• [Task requirements]: Return the lines where the word "Currency" occurs.

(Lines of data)
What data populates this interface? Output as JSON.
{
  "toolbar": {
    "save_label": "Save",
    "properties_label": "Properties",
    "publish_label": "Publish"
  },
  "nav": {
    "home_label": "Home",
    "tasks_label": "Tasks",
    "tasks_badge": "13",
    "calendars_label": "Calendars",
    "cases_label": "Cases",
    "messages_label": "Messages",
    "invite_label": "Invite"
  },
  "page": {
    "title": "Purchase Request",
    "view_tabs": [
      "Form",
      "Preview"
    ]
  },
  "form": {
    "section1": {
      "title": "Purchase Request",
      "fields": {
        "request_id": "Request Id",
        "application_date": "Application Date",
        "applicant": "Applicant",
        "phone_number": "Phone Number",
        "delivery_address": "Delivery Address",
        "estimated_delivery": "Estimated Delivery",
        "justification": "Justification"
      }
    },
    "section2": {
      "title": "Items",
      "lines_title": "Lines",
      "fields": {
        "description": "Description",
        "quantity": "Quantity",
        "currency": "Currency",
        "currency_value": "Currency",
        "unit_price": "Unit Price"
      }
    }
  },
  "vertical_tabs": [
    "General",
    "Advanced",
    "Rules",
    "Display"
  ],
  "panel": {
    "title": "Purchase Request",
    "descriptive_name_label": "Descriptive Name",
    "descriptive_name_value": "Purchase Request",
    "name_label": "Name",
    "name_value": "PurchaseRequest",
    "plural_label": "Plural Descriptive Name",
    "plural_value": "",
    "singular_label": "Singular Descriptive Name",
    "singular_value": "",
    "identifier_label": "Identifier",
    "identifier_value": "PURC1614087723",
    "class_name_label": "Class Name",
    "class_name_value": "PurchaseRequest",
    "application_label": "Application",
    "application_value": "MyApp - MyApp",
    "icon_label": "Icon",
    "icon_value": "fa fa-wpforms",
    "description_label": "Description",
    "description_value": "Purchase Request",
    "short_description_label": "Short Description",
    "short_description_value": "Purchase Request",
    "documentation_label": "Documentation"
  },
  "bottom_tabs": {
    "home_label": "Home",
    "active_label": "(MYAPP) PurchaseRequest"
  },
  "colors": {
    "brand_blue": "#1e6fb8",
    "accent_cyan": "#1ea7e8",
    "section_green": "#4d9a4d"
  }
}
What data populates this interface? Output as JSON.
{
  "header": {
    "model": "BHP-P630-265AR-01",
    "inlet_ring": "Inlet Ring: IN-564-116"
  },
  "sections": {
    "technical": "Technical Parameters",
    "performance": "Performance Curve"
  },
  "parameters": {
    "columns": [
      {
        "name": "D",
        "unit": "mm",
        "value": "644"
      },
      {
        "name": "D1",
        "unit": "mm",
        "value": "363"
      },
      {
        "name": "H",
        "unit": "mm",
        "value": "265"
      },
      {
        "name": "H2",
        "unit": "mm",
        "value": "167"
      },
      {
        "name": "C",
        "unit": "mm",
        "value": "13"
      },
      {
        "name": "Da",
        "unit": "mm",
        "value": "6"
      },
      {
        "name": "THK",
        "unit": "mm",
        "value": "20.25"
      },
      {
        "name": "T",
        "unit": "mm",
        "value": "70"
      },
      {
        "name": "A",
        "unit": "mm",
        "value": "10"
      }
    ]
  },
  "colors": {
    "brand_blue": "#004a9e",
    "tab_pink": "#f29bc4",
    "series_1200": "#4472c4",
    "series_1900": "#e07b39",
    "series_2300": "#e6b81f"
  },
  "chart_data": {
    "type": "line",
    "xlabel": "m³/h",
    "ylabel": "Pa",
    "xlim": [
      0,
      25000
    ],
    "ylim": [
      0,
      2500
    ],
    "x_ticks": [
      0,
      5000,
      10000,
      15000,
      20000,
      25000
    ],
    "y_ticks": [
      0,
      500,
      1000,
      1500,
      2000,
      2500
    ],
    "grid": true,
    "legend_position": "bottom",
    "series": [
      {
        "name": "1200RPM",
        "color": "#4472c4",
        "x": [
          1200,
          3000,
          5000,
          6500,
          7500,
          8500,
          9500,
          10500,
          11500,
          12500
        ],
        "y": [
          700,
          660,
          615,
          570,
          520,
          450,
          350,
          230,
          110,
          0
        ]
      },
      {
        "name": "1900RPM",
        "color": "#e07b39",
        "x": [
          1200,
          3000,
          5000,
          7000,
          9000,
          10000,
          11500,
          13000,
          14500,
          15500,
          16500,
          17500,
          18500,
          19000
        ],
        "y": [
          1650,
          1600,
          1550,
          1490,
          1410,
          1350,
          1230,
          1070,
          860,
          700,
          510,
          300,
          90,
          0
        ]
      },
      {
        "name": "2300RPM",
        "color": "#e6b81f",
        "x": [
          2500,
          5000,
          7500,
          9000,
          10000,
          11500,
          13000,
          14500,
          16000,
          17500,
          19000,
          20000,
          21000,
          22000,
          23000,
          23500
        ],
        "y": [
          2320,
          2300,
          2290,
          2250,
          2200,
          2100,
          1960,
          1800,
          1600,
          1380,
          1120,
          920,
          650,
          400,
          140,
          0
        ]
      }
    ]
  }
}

• [The reply]:
        "currency": "Currency",
        "currency_value": "Currency",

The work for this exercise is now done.